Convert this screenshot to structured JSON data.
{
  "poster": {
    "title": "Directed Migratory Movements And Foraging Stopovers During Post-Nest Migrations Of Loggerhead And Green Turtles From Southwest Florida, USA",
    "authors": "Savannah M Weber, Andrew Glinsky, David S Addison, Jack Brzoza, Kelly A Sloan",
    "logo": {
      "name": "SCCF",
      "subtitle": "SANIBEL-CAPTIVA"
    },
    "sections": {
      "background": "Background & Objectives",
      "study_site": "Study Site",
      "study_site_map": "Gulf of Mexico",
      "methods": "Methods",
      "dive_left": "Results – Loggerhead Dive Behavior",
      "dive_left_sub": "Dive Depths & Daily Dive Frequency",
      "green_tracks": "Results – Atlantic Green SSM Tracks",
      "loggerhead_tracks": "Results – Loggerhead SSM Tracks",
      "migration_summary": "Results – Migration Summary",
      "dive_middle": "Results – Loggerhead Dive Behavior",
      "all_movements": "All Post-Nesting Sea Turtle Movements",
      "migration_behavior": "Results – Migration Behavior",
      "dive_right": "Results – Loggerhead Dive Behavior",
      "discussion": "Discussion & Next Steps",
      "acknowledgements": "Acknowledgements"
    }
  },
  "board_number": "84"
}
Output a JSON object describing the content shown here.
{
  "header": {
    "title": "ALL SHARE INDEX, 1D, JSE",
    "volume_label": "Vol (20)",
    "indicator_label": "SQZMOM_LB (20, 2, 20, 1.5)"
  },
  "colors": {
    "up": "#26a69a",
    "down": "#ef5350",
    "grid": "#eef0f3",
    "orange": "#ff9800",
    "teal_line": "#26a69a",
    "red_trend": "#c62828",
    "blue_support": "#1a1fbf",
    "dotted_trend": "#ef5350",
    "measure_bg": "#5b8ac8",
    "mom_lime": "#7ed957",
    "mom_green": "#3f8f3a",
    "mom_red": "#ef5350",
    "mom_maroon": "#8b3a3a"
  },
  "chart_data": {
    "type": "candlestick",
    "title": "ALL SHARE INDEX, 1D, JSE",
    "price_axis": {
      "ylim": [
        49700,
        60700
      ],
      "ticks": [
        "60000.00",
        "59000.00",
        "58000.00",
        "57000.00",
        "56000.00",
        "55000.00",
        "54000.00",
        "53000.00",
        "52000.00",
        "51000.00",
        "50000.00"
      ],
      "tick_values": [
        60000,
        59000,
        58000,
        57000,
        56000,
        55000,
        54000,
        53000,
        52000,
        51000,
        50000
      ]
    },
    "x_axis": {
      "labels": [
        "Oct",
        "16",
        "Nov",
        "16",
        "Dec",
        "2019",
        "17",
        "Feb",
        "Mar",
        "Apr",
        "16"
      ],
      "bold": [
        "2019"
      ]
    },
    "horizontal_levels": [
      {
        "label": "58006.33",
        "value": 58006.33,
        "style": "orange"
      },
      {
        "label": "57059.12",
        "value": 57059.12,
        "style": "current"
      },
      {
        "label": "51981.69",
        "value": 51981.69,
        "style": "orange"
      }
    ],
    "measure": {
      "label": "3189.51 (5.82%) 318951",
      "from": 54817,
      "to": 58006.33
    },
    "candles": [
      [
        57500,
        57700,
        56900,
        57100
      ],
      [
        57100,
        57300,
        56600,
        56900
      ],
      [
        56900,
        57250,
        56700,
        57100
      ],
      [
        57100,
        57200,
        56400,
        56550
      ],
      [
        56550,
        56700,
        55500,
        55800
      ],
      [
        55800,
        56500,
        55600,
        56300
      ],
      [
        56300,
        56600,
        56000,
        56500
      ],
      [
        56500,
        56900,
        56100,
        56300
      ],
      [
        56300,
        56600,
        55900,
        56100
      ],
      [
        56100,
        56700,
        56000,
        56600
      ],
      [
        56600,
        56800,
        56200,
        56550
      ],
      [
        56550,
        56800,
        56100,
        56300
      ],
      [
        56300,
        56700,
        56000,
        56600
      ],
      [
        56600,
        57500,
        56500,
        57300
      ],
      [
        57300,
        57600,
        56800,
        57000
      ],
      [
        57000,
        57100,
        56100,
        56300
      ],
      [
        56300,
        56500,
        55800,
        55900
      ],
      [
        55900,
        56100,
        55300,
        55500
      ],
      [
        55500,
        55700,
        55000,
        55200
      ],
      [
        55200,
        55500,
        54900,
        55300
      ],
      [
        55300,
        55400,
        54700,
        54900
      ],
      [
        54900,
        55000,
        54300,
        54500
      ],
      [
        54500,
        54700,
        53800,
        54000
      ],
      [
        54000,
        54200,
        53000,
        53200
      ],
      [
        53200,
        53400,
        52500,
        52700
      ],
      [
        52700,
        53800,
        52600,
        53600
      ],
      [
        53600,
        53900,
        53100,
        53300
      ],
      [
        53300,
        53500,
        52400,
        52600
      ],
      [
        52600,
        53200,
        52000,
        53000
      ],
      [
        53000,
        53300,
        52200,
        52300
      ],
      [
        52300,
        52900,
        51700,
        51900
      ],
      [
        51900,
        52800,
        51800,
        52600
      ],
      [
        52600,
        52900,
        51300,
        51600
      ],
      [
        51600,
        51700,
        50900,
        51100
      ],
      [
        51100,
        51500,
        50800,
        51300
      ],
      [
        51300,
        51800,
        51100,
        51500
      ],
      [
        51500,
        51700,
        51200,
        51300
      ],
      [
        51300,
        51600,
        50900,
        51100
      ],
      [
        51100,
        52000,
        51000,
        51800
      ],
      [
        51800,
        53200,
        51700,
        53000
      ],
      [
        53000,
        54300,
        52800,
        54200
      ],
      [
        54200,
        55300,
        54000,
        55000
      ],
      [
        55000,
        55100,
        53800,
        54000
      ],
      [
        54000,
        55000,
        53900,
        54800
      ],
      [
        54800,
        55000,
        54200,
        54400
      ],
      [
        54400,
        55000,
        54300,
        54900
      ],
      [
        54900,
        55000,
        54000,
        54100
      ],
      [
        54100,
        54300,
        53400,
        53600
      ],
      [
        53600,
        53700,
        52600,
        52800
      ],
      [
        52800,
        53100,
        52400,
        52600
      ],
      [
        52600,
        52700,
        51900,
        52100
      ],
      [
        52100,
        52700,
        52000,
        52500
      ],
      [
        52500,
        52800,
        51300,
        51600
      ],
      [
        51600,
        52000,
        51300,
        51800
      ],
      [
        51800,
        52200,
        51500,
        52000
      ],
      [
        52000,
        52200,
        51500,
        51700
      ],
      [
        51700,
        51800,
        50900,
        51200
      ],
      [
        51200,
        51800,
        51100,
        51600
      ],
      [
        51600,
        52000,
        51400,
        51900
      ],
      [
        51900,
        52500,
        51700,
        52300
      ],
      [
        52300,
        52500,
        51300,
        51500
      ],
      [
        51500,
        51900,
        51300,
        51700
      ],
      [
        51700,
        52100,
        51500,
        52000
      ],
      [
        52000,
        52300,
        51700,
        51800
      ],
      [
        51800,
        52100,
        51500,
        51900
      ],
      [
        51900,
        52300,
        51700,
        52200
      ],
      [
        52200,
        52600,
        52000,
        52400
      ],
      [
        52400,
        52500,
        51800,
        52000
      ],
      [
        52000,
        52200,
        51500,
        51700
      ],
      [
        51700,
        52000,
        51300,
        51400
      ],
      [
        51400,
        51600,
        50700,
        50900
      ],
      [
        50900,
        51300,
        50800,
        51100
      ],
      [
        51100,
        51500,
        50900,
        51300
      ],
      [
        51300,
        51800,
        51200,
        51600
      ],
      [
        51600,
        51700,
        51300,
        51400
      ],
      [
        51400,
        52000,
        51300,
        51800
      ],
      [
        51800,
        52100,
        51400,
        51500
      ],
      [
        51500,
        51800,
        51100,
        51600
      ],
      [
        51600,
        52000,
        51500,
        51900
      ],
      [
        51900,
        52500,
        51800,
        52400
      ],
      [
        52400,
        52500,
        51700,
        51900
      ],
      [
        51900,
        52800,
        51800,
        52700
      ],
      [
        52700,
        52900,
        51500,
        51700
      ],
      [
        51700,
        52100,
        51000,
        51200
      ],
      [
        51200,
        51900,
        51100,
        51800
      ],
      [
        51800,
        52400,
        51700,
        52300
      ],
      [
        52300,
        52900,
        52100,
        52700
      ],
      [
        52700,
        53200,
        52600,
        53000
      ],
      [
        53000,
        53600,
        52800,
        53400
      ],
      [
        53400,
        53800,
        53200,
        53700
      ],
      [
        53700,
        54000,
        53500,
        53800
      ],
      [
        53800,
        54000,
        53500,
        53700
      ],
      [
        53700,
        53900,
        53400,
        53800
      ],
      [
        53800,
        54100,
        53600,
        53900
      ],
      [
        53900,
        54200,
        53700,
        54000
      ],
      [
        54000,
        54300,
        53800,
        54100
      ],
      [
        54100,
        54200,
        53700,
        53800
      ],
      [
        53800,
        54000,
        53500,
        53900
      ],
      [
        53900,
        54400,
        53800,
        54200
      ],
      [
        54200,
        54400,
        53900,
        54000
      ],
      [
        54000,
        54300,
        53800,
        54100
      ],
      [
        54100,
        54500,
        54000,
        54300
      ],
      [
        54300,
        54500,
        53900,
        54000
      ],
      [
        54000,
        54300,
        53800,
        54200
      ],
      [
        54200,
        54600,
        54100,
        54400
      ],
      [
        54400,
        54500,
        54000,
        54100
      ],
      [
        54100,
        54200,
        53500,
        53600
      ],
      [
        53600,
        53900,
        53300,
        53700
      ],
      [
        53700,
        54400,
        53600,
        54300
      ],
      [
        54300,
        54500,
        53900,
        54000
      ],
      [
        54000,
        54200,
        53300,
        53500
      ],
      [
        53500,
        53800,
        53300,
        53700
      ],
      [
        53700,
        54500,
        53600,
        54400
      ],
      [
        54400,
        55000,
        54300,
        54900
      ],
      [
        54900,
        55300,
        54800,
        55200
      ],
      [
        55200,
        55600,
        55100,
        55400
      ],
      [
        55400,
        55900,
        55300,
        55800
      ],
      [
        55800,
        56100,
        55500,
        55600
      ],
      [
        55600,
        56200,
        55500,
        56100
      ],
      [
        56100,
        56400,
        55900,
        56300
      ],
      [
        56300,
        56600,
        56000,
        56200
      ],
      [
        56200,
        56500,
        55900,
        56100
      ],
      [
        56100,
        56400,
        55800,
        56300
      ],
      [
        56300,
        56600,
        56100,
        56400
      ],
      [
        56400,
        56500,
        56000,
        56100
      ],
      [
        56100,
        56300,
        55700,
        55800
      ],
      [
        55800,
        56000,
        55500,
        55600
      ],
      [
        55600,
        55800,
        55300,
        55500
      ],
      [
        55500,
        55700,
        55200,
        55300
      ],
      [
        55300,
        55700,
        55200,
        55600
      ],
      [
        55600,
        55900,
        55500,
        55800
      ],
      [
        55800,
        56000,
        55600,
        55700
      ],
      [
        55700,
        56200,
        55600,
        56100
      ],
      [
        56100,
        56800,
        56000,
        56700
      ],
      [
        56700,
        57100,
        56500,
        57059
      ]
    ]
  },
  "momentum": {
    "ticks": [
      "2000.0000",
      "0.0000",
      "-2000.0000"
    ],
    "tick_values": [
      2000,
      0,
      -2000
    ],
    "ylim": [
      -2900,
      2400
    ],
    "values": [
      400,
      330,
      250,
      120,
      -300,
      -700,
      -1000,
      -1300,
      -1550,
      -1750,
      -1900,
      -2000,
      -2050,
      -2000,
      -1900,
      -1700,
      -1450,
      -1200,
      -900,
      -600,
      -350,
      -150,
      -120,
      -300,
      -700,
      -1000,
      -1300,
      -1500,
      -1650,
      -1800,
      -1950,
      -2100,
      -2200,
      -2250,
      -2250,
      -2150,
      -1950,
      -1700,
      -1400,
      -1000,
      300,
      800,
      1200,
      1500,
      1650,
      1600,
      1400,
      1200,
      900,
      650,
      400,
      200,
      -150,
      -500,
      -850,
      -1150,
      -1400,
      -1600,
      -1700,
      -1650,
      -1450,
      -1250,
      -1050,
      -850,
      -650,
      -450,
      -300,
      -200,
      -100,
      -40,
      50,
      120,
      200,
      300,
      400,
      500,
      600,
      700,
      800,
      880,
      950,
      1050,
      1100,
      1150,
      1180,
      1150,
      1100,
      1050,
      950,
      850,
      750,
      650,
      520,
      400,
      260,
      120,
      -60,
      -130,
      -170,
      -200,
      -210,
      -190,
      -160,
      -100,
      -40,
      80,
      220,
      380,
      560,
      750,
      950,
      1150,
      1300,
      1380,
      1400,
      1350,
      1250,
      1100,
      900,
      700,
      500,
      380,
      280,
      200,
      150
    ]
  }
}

• **Task instructions**
Copy every line of the records above that holds the word "Tracks".

• **Expected output**
      "green_tracks": "Results – Atlantic Green SSM Tracks",
      "loggerhead_tracks": "Results – Loggerhead SSM Tracks",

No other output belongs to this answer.